WHAT IS NEEDED: Quote every line as given.

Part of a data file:
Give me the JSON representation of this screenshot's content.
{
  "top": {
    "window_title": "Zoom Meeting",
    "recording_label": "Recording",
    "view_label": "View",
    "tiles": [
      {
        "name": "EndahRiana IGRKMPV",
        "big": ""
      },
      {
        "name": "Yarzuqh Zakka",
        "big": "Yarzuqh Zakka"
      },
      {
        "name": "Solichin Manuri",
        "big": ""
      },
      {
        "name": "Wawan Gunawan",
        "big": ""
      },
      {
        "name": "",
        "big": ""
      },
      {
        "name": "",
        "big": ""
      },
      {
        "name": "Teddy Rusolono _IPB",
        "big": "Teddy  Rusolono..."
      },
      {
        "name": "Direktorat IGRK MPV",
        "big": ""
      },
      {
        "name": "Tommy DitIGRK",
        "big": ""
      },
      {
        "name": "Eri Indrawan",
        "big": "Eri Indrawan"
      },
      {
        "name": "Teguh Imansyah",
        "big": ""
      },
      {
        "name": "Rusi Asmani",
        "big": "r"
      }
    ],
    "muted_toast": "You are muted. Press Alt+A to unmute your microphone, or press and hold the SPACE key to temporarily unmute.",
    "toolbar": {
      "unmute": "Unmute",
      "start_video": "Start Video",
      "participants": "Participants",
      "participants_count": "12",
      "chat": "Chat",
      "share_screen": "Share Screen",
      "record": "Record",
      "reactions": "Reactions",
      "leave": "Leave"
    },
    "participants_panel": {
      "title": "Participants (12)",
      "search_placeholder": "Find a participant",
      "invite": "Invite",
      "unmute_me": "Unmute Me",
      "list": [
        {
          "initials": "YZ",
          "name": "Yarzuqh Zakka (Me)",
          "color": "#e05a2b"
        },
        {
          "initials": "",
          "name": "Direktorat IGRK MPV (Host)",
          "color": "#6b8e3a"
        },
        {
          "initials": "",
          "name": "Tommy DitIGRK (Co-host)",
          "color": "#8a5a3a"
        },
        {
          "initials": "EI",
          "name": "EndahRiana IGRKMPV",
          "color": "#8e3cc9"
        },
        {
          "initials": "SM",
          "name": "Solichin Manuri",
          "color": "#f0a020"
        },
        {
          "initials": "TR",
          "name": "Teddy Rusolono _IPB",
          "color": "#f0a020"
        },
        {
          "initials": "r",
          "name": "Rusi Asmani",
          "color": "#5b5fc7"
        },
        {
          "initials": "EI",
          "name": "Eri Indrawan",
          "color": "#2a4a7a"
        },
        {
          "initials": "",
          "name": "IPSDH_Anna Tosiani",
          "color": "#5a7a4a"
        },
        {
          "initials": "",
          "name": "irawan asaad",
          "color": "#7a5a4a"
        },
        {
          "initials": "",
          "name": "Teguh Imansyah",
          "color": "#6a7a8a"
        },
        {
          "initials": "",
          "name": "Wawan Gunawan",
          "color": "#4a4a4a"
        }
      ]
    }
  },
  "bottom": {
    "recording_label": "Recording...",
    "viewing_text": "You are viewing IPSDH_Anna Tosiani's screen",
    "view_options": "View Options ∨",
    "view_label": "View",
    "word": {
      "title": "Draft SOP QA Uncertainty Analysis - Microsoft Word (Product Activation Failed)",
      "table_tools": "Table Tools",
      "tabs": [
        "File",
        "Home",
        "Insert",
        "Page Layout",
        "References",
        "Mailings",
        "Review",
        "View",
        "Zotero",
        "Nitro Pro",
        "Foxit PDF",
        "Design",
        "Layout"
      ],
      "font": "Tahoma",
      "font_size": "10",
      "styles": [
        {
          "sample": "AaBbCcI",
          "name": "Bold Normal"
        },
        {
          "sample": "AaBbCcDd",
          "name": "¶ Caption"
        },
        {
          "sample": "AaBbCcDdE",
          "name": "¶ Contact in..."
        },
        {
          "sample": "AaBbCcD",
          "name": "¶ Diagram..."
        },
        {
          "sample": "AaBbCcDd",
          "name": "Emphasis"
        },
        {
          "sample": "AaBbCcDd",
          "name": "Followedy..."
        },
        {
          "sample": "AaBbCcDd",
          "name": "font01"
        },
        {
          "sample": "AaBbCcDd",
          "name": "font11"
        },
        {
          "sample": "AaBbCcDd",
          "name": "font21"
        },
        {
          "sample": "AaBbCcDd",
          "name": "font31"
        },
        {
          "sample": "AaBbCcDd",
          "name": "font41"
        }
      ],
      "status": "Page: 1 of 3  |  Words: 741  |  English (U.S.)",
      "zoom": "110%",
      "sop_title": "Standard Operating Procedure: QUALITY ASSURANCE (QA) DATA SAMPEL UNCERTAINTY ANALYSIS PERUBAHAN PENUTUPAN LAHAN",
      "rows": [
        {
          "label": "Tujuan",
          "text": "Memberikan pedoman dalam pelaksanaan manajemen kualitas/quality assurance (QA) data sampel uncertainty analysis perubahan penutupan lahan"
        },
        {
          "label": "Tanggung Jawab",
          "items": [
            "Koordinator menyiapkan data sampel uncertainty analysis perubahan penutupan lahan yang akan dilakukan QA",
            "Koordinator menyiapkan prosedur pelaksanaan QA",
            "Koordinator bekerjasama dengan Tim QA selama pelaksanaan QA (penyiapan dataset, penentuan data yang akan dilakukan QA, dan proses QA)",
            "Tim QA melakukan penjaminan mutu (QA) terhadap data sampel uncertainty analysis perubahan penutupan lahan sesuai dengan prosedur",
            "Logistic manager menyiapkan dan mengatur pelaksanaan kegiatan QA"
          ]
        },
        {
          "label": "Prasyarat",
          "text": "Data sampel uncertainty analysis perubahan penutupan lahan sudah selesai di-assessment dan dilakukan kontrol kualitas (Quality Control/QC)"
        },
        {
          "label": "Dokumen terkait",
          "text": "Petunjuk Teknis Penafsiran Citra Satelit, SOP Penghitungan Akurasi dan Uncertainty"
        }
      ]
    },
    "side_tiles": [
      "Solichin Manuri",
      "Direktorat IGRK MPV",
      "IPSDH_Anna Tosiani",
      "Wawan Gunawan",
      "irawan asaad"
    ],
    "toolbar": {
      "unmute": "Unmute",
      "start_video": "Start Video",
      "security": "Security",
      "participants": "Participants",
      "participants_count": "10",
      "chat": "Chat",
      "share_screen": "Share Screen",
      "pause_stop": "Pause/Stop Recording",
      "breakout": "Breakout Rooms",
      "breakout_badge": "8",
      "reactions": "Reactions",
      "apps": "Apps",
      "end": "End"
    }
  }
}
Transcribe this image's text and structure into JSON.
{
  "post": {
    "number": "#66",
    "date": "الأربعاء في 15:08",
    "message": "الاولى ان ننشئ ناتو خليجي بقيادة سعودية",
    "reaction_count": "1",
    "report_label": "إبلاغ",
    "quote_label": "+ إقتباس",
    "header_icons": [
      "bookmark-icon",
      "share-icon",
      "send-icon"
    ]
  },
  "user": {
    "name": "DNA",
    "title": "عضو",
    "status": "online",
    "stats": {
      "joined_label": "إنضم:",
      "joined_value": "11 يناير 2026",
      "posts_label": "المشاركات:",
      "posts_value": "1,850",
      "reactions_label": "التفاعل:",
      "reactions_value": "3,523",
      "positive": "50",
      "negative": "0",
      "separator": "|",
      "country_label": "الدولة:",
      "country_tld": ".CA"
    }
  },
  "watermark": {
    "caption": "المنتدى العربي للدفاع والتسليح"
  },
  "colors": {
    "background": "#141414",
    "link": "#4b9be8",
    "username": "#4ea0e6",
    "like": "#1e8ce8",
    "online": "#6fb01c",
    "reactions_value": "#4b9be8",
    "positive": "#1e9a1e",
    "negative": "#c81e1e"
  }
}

COMPLETED EXERCISE:
Give me the JSON representation of this screenshot's content.
{
  "top": {
    "window_title": "Zoom Meeting",
    "recording_label": "Recording",
    "view_label": "View",
    "tiles": [
      {
        "name": "EndahRiana IGRKMPV",
        "big": ""
      },
      {
        "name": "Yarzuqh Zakka",
        "big": "Yarzuqh Zakka"
      },
      {
        "name": "Solichin Manuri",
        "big": ""
      },
      {
        "name": "Wawan Gunawan",
        "big": ""
      },
      {
        "name": "",
        "big": ""
      },
      {
        "name": "",
        "big": ""
      },
      {
        "name": "Teddy Rusolono _IPB",
        "big": "Teddy  Rusolono..."
      },
      {
        "name": "Direktorat IGRK MPV",
        "big": ""
      },
      {
        "name": "Tommy DitIGRK",
        "big": ""
      },
      {
        "name": "Eri Indrawan",
        "big": "Eri Indrawan"
      },
      {
        "name": "Teguh Imansyah",
        "big": ""
      },
      {
        "name": "Rusi Asmani",
        "big": "r"
      }
    ],
    "muted_toast": "You are muted. Press Alt+A to unmute your microphone, or press and hold the SPACE key to temporarily unmute.",
    "toolbar": {
      "unmute": "Unmute",
      "start_video": "Start Video",
      "participants": "Participants",
      "participants_count": "12",
      "chat": "Chat",
      "share_screen": "Share Screen",
      "record": "Record",
      "reactions": "Reactions",
      "leave": "Leave"
    },
    "participants_panel": {
      "title": "Participants (12)",
      "search_placeholder": "Find a participant",
      "invite": "Invite",
      "unmute_me": "Unmute Me",
      "list": [
        {
          "initials": "YZ",
          "name": "Yarzuqh Zakka (Me)",
          "color": "#e05a2b"
        },
        {
          "initials": "",
          "name": "Direktorat IGRK MPV (Host)",
          "color": "#6b8e3a"
        },
        {
          "initials": "",
          "name": "Tommy DitIGRK (Co-host)",
          "color": "#8a5a3a"
        },
        {
          "initials": "EI",
          "name": "EndahRiana IGRKMPV",
          "color": "#8e3cc9"
        },
        {
          "initials": "SM",
          "name": "Solichin Manuri",
          "color": "#f0a020"
        },
        {
          "initials": "TR",
          "name": "Teddy Rusolono _IPB",
          "color": "#f0a020"
        },
        {
          "initials": "r",
          "name": "Rusi Asmani",
          "color": "#5b5fc7"
        },
        {
          "initials": "EI",
          "name": "Eri Indrawan",
          "color": "#2a4a7a"
        },
        {
          "initials": "",
          "name": "IPSDH_Anna Tosiani",
          "color": "#5a7a4a"
        },
        {
          "initials": "",
          "name": "irawan asaad",
          "color": "#7a5a4a"
        },
        {
          "initials": "",
          "name": "Teguh Imansyah",
          "color": "#6a7a8a"
        },
        {
          "initials": "",
          "name": "Wawan Gunawan",
          "color": "#4a4a4a"
        }
      ]
    }
  },
  "bottom": {
    "recording_label": "Recording...",
    "viewing_text": "You are viewing IPSDH_Anna Tosiani's screen",
    "view_options": "View Options ∨",
    "view_label": "View",
    "word": {
      "title": "Draft SOP QA Uncertainty Analysis - Microsoft Word (Product Activation Failed)",
      "table_tools": "Table Tools",
      "tabs": [
        "File",
        "Home",
        "Insert",
        "Page Layout",
        "References",
        "Mailings",
        "Review",
        "View",
        "Zotero",
        "Nitro Pro",
        "Foxit PDF",
        "Design",
        "Layout"
      ],
      "font": "Tahoma",
      "font_size": "10",
      "styles": [
        {
          "sample": "AaBbCcI",
          "name": "Bold Normal"
        },
        {
          "sample": "AaBbCcDd",
          "name": "¶ Caption"
        },
        {
          "sample": "AaBbCcDdE",
          "name": "¶ Contact in..."
        },
        {
          "sample": "AaBbCcD",
          "name": "¶ Diagram..."
        },
        {
          "sample": "AaBbCcDd",
          "name": "Emphasis"
        },
        {
          "sample": "AaBbCcDd",
          "name": "Followedy..."
        },
        {
          "sample": "AaBbCcDd",
          "name": "font01"
        },
        {
          "sample": "AaBbCcDd",
          "name": "font11"
        },
        {
          "sample": "AaBbCcDd",
          "name": "font21"
        },
        {
          "sample": "AaBbCcDd",
          "name": "font31"
        },
        {
          "sample": "AaBbCcDd",
          "name": "font41"
        }
      ],
      "status": "Page: 1 of 3  |  Words: 741  |  English (U.S.)",
      "zoom": "110%",
      "sop_title": "Standard Operating Procedure: QUALITY ASSURANCE (QA) DATA SAMPEL UNCERTAINTY ANALYSIS PERUBAHAN PENUTUPAN LAHAN",
      "rows": [
        {
          "label": "Tujuan",
          "text": "Memberikan pedoman dalam pelaksanaan manajemen kualitas/quality assurance (QA) data sampel uncertainty analysis perubahan penutupan lahan"
        },
        {
          "label": "Tanggung Jawab",
          "items": [
            "Koordinator menyiapkan data sampel uncertainty analysis perubahan penutupan lahan yang akan dilakukan QA",
            "Koordinator menyiapkan prosedur pelaksanaan QA",
            "Koordinator bekerjasama dengan Tim QA selama pelaksanaan QA (penyiapan dataset, penentuan data yang akan dilakukan QA, dan proses QA)",
            "Tim QA melakukan penjaminan mutu (QA) terhadap data sampel uncertainty analysis perubahan penutupan lahan sesuai dengan prosedur",
            "Logistic manager menyiapkan dan mengatur pelaksanaan kegiatan QA"
          ]
        },
        {
          "label": "Prasyarat",
          "text": "Data sampel uncertainty analysis perubahan penutupan lahan sudah selesai di-assessment dan dilakukan kontrol kualitas (Quality Control/QC)"
        },
        {
          "label": "Dokumen terkait",
          "text": "Petunjuk Teknis Penafsiran Citra Satelit, SOP Penghitungan Akurasi dan Uncertainty"
        }
      ]
    },
    "side_tiles": [
      "Solichin Manuri",
      "Direktorat IGRK MPV",
      "IPSDH_Anna Tosiani",
      "Wawan Gunawan",
      "irawan asaad"
    ],
    "toolbar": {
      "unmute": "Unmute",
      "start_video": "Start Video",
      "security": "Security",
      "participants": "Participants",
      "participants_count": "10",
      "chat": "Chat",
      "share_screen": "Share Screen",
      "pause_stop": "Pause/Stop Recording",
      "breakout": "Breakout Rooms",
      "breakout_badge": "8",
      "reactions": "Reactions",
      "apps": "Apps",
      "end": "End"
    }
  }
}
Transcribe this image's text and structure into JSON.
{
  "post": {
    "number": "#66",
    "date": "الأربعاء في 15:08",
    "message": "الاولى ان ننشئ ناتو خليجي بقيادة سعودية",
    "reaction_count": "1",
    "report_label": "إبلاغ",
    "quote_label": "+ إقتباس",
    "header_icons": [
      "bookmark-icon",
      "share-icon",
      "send-icon"
    ]
  },
  "user": {
    "name": "DNA",
    "title": "عضو",
    "status": "online",
    "stats": {
      "joined_label": "إنضم:",
      "joined_value": "11 يناير 2026",
      "posts_label": "المشاركات:",
      "posts_value": "1,850",
      "reactions_label": "التفاعل:",
      "reactions_value": "3,523",
      "positive": "50",
      "negative": "0",
      "separator": "|",
      "country_label": "الدولة:",
      "country_tld": ".CA"
    }
  },
  "watermark": {
    "caption": "المنتدى العربي للدفاع والتسليح"
  },
  "colors": {
    "background": "#141414",
    "link": "#4b9be8",
    "username": "#4ea0e6",
    "like": "#1e8ce8",
    "online": "#6fb01c",
    "reactions_value": "#4b9be8",
    "positive": "#1e9a1e",
    "negative": "#c81e1e"
  }
}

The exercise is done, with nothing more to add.